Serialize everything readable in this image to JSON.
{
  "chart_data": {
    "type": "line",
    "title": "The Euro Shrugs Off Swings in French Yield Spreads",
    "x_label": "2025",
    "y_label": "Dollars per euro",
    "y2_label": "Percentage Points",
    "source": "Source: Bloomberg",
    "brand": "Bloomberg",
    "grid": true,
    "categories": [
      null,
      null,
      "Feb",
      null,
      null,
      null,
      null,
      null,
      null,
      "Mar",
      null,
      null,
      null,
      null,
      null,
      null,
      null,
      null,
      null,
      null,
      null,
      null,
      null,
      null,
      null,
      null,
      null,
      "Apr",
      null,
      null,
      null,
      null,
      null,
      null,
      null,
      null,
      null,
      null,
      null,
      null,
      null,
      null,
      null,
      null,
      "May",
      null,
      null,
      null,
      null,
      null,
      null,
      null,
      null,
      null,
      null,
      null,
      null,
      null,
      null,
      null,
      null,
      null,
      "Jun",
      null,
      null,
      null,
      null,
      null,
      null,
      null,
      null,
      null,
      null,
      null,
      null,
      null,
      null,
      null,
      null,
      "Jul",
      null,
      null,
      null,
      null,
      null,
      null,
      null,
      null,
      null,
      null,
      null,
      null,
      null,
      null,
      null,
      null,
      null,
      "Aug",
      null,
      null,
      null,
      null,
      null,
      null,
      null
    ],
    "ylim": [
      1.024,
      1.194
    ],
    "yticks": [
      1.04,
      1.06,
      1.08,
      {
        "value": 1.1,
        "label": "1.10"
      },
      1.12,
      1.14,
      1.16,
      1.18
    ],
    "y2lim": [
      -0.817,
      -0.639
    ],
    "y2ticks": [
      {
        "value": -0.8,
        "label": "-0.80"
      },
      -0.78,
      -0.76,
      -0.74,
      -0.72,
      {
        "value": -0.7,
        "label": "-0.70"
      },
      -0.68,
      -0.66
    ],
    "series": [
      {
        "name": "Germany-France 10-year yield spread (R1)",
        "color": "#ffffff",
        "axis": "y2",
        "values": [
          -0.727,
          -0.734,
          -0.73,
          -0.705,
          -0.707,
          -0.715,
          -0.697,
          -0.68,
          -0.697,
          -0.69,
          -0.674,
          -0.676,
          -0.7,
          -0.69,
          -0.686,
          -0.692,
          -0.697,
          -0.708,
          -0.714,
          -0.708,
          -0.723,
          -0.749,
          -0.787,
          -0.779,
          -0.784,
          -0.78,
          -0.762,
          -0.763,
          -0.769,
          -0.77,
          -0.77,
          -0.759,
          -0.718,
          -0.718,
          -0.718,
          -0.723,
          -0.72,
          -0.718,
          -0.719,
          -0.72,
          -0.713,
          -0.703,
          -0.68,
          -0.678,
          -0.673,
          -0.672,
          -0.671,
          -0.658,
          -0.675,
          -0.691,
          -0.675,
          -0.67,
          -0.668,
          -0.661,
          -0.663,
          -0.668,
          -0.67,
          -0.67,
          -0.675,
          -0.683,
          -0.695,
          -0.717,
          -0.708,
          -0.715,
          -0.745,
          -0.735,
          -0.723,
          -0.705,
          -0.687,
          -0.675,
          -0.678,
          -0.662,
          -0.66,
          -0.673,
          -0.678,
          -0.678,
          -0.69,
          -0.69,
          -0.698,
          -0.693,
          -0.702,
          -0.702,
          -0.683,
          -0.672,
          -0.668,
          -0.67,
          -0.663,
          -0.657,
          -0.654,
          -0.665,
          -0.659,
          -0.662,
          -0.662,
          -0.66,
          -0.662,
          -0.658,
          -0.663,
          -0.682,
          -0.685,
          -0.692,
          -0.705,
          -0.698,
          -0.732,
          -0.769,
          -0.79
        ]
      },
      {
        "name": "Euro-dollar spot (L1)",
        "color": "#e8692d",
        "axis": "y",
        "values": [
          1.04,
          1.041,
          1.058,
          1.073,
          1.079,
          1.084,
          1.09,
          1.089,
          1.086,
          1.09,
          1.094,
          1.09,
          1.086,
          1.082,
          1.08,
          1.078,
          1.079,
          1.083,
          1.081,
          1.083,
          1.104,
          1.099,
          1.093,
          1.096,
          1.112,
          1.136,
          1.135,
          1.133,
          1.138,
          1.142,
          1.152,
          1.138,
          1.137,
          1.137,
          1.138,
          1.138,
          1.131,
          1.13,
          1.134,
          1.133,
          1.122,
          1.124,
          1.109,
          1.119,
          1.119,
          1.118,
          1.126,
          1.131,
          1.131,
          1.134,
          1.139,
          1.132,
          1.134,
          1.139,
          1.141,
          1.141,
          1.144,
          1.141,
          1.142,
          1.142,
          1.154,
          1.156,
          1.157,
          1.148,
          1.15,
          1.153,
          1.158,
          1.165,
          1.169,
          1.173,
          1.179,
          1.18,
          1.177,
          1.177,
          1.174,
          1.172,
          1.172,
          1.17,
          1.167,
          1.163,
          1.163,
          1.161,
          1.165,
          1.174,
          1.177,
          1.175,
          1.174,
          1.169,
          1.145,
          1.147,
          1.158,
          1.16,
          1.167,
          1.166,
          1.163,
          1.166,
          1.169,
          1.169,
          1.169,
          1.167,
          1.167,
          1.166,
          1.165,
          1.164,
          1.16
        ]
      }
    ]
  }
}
--*--
* _Aim_
Repeat all of the records above exactly as written.

* _Result for this task_
Serialize everything readable in this image to JSON.
{
  "chart_data": {
    "type": "line",
    "title": "The Euro Shrugs Off Swings in French Yield Spreads",
    "x_label": "2025",
    "y_label": "Dollars per euro",
    "y2_label": "Percentage Points",
    "source": "Source: Bloomberg",
    "brand": "Bloomberg",
    "grid": true,
    "categories": [
      null,
      null,
      "Feb",
      null,
      null,
      null,
      null,
      null,
      null,
      "Mar",
      null,
      null,
      null,
      null,
      null,
      null,
      null,
      null,
      null,
      null,
      null,
      null,
      null,
      null,
      null,
      null,
      null,
      "Apr",
      null,
      null,
      null,
      null,
      null,
      null,
      null,
      null,
      null,
      null,
      null,
      null,
      null,
      null,
      null,
      null,
      "May",
      null,
      null,
      null,
      null,
      null,
      null,
      null,
      null,
      null,
      null,
      null,
      null,
      null,
      null,
      null,
      null,
      null,
      "Jun",
      null,
      null,
      null,
      null,
      null,
      null,
      null,
      null,
      null,
      null,
      null,
      null,
      null,
      null,
      null,
      null,
      "Jul",
      null,
      null,
      null,
      null,
      null,
      null,
      null,
      null,
      null,
      null,
      null,
      null,
      null,
      null,
      null,
      null,
      null,
      "Aug",
      null,
      null,
      null,
      null,
      null,
      null,
      null
    ],
    "ylim": [
      1.024,
      1.194
    ],
    "yticks": [
      1.04,
      1.06,
      1.08,
      {
        "value": 1.1,
        "label": "1.10"
      },
      1.12,
      1.14,
      1.16,
      1.18
    ],
    "y2lim": [
      -0.817,
      -0.639
    ],
    "y2ticks": [
      {
        "value": -0.8,
        "label": "-0.80"
      },
      -0.78,
      -0.76,
      -0.74,
      -0.72,
      {
        "value": -0.7,
        "label": "-0.70"
      },
      -0.68,
      -0.66
    ],
    "series": [
      {
        "name": "Germany-France 10-year yield spread (R1)",
        "color": "#ffffff",
        "axis": "y2",
        "values": [
          -0.727,
          -0.734,
          -0.73,
          -0.705,
          -0.707,
          -0.715,
          -0.697,
          -0.68,
          -0.697,
          -0.69,
          -0.674,
          -0.676,
          -0.7,
          -0.69,
          -0.686,
          -0.692,
          -0.697,
          -0.708,
          -0.714,
          -0.708,
          -0.723,
          -0.749,
          -0.787,
          -0.779,
          -0.784,
          -0.78,
          -0.762,
          -0.763,
          -0.769,
          -0.77,
          -0.77,
          -0.759,
          -0.718,
          -0.718,
          -0.718,
          -0.723,
          -0.72,
          -0.718,
          -0.719,
          -0.72,
          -0.713,
          -0.703,
          -0.68,
          -0.678,
          -0.673,
          -0.672,
          -0.671,
          -0.658,
          -0.675,
          -0.691,
          -0.675,
          -0.67,
          -0.668,
          -0.661,
          -0.663,
          -0.668,
          -0.67,
          -0.67,
          -0.675,
          -0.683,
          -0.695,
          -0.717,
          -0.708,
          -0.715,
          -0.745,
          -0.735,
          -0.723,
          -0.705,
          -0.687,
          -0.675,
          -0.678,
          -0.662,
          -0.66,
          -0.673,
          -0.678,
          -0.678,
          -0.69,
          -0.69,
          -0.698,
          -0.693,
          -0.702,
          -0.702,
          -0.683,
          -0.672,
          -0.668,
          -0.67,
          -0.663,
          -0.657,
          -0.654,
          -0.665,
          -0.659,
          -0.662,
          -0.662,
          -0.66,
          -0.662,
          -0.658,
          -0.663,
          -0.682,
          -0.685,
          -0.692,
          -0.705,
          -0.698,
          -0.732,
          -0.769,
          -0.79
        ]
      },
      {
        "name": "Euro-dollar spot (L1)",
        "color": "#e8692d",
        "axis": "y",
        "values": [
          1.04,
          1.041,
          1.058,
          1.073,
          1.079,
          1.084,
          1.09,
          1.089,
          1.086,
          1.09,
          1.094,
          1.09,
          1.086,
          1.082,
          1.08,
          1.078,
          1.079,
          1.083,
          1.081,
          1.083,
          1.104,
          1.099,
          1.093,
          1.096,
          1.112,
          1.136,
          1.135,
          1.133,
          1.138,
          1.142,
          1.152,
          1.138,
          1.137,
          1.137,
          1.138,
          1.138,
          1.131,
          1.13,
          1.134,
          1.133,
          1.122,
          1.124,
          1.109,
          1.119,
          1.119,
          1.118,
          1.126,
          1.131,
          1.131,
          1.134,
          1.139,
          1.132,
          1.134,
          1.139,
          1.141,
          1.141,
          1.144,
          1.141,
          1.142,
          1.142,
          1.154,
          1.156,
          1.157,
          1.148,
          1.15,
          1.153,
          1.158,
          1.165,
          1.169,
          1.173,
          1.179,
          1.18,
          1.177,
          1.177,
          1.174,
          1.172,
          1.172,
          1.17,
          1.167,
          1.163,
          1.163,
          1.161,
          1.165,
          1.174,
          1.177,
          1.175,
          1.174,
          1.169,
          1.145,
          1.147,
          1.158,
          1.16,
          1.167,
          1.166,
          1.163,
          1.166,
          1.169,
          1.169,
          1.169,
          1.167,
          1.167,
          1.166,
          1.165,
          1.164,
          1.16
        ]
      }
    ]
  }
}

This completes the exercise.